"""
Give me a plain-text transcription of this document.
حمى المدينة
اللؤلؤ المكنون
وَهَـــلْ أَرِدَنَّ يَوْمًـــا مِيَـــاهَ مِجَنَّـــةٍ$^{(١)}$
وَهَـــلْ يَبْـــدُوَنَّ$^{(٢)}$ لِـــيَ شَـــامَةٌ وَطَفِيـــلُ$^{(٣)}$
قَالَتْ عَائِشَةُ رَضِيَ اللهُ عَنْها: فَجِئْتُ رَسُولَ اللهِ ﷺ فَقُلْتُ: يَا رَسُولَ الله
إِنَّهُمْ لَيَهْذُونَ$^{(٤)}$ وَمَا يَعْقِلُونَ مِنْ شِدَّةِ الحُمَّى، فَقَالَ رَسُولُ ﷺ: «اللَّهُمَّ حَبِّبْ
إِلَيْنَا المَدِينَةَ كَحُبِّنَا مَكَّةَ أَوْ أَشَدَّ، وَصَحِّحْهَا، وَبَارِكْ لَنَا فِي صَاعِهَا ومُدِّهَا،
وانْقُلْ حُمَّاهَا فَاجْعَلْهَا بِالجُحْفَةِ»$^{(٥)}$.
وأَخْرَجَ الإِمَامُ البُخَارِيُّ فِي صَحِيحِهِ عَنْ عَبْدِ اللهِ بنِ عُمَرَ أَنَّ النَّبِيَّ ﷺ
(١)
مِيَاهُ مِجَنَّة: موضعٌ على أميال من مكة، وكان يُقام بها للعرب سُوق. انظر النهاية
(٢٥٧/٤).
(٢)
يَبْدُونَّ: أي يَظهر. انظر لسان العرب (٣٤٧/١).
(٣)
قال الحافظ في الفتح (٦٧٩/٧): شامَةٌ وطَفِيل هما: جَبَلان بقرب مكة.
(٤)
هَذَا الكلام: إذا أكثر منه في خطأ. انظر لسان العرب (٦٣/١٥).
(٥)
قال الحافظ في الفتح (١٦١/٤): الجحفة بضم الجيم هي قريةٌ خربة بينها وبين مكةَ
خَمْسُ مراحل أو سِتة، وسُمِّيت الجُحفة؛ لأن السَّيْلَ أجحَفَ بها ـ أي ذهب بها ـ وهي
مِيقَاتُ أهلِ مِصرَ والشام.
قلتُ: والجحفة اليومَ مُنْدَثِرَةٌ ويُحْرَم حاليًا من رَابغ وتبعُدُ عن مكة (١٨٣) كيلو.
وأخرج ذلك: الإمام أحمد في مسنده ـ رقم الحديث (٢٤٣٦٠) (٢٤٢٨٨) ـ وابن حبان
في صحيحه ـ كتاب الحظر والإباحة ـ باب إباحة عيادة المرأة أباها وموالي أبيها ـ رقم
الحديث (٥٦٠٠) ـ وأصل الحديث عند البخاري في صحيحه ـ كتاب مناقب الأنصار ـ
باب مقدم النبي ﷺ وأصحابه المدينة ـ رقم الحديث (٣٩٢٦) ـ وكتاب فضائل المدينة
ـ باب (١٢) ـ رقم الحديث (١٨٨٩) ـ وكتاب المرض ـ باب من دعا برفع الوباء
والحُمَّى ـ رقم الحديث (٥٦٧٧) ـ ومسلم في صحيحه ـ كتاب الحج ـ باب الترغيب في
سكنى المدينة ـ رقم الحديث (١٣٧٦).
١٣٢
"""
"""
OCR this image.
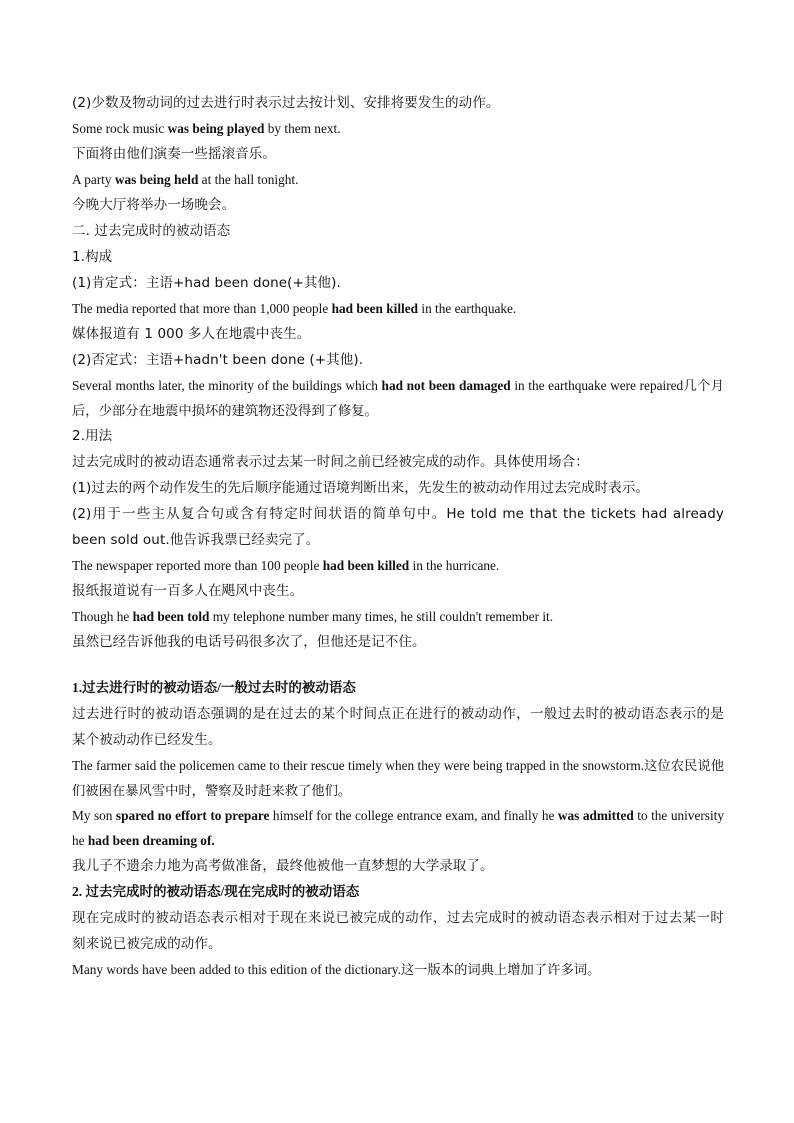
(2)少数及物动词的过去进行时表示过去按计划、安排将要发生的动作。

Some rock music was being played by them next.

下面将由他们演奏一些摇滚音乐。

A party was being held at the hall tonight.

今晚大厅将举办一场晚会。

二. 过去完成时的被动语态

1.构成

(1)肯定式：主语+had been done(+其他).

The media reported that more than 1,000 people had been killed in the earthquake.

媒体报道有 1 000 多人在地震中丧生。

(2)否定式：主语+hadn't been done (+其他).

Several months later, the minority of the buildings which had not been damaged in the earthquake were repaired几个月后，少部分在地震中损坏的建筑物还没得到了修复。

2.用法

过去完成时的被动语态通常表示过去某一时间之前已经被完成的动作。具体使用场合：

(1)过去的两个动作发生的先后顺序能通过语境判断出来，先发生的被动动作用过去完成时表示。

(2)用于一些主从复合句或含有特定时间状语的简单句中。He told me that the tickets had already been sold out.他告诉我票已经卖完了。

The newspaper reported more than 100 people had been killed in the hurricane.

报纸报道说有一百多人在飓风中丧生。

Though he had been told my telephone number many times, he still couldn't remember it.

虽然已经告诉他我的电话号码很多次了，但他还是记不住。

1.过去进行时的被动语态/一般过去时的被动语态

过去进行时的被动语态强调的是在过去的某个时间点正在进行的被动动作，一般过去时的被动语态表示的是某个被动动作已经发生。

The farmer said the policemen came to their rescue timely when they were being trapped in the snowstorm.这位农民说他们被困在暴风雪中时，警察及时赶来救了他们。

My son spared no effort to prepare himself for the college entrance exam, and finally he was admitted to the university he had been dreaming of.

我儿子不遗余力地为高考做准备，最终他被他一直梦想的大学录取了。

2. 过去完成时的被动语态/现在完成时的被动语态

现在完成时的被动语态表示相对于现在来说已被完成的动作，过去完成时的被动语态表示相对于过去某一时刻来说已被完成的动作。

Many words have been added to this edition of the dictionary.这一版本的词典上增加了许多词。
"""
◆ SHORT PROBLEM ◆
Return every line holding the word "more" from the records.

◆ TASK OUTPUT ◆
The media reported that more than 1,000 people had been killed in the earthquake.
The newspaper reported more than 100 people had been killed in the hurricane.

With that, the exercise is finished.